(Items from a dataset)
--

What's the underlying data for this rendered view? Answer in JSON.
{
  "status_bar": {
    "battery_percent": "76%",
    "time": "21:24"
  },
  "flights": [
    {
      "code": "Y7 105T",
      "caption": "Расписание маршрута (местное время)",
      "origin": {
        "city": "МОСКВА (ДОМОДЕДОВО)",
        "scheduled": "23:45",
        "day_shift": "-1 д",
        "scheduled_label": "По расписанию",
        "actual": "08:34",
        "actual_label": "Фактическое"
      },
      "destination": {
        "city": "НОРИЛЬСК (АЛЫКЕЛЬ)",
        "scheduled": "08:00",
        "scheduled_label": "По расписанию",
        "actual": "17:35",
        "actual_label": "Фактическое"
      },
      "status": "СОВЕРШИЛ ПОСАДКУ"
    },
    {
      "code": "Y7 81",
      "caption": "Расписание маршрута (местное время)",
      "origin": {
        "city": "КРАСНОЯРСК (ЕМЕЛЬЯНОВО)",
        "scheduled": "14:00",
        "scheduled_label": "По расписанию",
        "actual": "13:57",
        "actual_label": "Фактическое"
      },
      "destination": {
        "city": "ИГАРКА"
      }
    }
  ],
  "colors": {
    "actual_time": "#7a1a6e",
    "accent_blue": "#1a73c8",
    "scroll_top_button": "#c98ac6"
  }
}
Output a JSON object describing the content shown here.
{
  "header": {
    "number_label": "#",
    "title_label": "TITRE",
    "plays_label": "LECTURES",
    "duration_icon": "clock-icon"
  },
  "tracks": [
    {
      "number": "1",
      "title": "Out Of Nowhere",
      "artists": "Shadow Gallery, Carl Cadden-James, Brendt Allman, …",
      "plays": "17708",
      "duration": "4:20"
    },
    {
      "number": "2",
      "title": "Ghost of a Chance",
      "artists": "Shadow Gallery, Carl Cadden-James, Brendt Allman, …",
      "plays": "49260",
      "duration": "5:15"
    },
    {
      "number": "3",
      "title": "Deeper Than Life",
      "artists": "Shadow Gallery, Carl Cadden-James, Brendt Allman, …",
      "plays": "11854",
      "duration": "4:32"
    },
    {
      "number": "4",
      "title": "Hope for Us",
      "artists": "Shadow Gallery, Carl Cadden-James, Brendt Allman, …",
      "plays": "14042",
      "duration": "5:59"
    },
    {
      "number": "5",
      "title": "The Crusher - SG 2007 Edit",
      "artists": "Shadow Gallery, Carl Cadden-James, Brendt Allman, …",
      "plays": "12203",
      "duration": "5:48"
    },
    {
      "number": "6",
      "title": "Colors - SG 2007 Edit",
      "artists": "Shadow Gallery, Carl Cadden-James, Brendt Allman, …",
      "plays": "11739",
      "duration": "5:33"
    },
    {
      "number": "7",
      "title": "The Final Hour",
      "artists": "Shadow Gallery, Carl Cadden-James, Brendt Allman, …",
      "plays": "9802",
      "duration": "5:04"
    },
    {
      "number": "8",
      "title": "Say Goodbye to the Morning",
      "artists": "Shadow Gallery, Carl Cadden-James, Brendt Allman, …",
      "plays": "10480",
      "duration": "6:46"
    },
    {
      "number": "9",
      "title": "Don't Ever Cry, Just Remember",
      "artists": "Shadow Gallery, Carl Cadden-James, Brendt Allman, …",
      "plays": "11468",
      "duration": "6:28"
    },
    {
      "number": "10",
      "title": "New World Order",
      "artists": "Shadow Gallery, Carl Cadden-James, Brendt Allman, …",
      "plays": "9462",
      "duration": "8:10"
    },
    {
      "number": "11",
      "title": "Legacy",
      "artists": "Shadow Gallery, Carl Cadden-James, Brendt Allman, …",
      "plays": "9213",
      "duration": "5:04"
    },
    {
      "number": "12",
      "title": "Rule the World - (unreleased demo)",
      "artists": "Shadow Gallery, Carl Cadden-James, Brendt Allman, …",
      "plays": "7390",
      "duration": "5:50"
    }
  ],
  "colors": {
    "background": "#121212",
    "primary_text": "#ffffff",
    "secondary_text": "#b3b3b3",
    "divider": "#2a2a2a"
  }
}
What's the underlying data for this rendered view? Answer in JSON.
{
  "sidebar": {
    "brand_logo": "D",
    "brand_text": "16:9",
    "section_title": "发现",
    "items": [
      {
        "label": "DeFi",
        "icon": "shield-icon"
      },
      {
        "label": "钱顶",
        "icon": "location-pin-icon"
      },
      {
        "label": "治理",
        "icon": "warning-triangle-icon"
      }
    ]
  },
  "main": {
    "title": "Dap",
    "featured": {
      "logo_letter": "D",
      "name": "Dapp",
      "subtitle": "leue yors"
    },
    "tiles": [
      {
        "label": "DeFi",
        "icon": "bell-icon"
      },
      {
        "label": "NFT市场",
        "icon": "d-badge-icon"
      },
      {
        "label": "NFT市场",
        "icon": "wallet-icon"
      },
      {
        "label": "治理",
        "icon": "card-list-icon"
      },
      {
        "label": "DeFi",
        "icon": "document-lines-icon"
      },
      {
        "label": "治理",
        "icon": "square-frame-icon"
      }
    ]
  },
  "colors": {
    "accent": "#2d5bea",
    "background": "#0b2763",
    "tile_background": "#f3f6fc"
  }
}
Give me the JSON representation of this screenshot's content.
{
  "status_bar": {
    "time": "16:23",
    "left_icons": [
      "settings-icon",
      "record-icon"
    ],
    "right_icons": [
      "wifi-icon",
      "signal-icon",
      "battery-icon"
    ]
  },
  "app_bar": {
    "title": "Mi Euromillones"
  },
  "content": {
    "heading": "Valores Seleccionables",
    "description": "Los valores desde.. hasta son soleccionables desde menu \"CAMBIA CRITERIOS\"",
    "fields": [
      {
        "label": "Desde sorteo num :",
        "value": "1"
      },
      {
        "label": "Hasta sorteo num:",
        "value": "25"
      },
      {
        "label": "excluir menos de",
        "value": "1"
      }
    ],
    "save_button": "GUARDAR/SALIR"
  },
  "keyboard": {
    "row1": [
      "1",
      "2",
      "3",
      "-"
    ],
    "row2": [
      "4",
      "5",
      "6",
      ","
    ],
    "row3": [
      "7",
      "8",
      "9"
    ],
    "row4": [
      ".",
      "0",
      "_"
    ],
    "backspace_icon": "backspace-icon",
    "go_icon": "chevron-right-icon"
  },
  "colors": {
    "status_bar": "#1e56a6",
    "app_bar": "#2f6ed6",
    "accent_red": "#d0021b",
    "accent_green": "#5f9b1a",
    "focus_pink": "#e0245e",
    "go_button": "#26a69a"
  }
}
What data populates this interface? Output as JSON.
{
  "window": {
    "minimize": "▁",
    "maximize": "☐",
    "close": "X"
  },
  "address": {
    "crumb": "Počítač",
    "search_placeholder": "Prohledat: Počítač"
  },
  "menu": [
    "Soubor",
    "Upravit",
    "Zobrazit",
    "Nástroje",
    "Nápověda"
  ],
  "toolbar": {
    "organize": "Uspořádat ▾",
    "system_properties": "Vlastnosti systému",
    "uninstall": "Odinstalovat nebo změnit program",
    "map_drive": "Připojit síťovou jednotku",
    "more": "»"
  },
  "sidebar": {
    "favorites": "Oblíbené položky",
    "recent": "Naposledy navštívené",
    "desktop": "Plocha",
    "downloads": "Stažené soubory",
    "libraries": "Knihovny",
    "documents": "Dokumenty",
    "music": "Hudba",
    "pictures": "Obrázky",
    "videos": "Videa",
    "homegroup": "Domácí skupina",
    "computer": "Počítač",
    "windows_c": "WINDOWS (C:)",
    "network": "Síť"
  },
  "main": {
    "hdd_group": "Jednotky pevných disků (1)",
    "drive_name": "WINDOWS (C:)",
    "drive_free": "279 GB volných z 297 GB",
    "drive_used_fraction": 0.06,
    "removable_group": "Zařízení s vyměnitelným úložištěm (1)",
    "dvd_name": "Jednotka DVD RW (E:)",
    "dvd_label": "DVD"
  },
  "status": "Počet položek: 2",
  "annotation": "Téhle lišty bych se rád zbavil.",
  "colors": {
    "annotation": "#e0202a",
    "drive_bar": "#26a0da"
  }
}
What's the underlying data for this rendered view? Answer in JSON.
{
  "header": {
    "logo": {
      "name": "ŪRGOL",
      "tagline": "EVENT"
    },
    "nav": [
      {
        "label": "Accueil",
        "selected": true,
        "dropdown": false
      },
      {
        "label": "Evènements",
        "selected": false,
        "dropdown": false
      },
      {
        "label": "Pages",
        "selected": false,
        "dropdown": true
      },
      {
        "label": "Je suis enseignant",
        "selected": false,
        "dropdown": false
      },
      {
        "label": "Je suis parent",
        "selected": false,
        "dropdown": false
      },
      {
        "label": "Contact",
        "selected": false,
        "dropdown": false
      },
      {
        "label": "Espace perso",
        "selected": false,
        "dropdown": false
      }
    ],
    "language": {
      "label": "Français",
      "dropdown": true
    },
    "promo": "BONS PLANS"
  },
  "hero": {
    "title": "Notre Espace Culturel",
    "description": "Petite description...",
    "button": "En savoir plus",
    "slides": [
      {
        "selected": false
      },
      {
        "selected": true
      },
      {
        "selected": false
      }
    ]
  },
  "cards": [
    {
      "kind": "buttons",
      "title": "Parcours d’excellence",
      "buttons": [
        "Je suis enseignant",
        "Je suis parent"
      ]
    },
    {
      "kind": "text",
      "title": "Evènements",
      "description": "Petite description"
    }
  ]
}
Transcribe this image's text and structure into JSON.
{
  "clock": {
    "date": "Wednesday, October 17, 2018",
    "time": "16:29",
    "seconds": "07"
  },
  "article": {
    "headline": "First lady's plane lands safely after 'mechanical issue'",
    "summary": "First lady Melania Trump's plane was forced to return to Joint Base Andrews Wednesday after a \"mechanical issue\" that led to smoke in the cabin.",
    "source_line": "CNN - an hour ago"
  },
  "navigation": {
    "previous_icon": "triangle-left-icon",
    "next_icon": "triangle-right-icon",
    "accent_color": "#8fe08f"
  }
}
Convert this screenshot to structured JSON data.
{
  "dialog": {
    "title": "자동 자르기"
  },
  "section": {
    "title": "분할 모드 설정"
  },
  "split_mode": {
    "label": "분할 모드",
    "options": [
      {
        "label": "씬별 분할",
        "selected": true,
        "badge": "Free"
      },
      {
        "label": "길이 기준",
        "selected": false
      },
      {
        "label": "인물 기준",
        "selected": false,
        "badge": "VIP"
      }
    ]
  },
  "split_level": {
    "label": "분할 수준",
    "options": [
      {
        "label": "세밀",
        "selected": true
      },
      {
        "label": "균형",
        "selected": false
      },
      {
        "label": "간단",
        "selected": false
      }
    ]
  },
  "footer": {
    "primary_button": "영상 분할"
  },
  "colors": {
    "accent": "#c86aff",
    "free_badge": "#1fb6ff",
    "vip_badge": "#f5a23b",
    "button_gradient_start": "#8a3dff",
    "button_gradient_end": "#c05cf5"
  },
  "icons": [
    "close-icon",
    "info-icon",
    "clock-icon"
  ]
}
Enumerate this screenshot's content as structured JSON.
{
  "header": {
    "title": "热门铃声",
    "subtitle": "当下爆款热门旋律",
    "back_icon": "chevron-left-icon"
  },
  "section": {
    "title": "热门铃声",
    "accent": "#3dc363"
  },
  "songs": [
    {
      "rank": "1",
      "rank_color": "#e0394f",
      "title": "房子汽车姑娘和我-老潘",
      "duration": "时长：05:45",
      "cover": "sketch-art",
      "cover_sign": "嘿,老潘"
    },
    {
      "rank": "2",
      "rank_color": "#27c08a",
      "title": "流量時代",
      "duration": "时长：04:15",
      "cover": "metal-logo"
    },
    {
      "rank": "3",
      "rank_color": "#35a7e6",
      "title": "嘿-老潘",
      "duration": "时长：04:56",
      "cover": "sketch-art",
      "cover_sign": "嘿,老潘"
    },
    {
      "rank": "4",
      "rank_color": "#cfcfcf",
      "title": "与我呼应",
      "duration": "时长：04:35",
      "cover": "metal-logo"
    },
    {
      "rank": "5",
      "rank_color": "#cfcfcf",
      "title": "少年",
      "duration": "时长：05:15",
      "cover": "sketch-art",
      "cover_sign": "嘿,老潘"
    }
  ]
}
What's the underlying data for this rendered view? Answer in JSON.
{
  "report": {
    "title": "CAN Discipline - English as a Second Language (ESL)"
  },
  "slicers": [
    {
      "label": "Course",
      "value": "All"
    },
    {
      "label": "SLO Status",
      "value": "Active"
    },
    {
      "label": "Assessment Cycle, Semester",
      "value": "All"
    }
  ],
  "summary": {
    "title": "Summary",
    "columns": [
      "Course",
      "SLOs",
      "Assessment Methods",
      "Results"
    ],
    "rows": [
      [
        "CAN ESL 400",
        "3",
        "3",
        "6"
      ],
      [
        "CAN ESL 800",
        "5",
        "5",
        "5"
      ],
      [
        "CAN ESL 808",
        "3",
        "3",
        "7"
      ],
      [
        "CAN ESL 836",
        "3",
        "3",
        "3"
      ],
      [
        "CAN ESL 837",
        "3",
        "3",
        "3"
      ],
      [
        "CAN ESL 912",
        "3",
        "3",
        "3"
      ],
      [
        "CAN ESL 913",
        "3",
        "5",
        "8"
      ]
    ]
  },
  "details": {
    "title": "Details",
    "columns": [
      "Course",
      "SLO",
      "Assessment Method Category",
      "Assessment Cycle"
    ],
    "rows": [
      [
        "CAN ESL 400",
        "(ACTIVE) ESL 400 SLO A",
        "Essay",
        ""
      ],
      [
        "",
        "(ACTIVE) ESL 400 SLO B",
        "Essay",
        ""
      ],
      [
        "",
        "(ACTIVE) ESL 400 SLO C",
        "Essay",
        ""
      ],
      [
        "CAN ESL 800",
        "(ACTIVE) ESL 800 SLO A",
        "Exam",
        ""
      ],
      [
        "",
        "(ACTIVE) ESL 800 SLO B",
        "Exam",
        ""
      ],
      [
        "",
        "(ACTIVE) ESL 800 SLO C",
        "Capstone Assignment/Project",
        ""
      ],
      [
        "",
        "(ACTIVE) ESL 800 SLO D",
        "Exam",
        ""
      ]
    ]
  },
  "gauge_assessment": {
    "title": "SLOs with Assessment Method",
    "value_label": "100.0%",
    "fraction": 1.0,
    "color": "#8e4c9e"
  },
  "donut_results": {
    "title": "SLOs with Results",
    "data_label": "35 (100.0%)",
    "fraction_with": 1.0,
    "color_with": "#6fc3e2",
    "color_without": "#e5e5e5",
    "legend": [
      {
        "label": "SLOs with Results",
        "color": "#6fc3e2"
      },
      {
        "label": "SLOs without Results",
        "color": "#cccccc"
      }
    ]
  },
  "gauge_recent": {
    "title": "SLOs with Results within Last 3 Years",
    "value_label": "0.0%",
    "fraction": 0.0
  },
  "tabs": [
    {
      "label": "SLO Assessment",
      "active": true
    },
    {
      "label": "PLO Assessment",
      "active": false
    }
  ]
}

--

■ Exercise ■
Which lines include the word "Edit"? Copy every one of them.

■ Reply to the exercise ■
      "title": "The Crusher - SG 2007 Edit",
      "title": "Colors - SG 2007 Edit",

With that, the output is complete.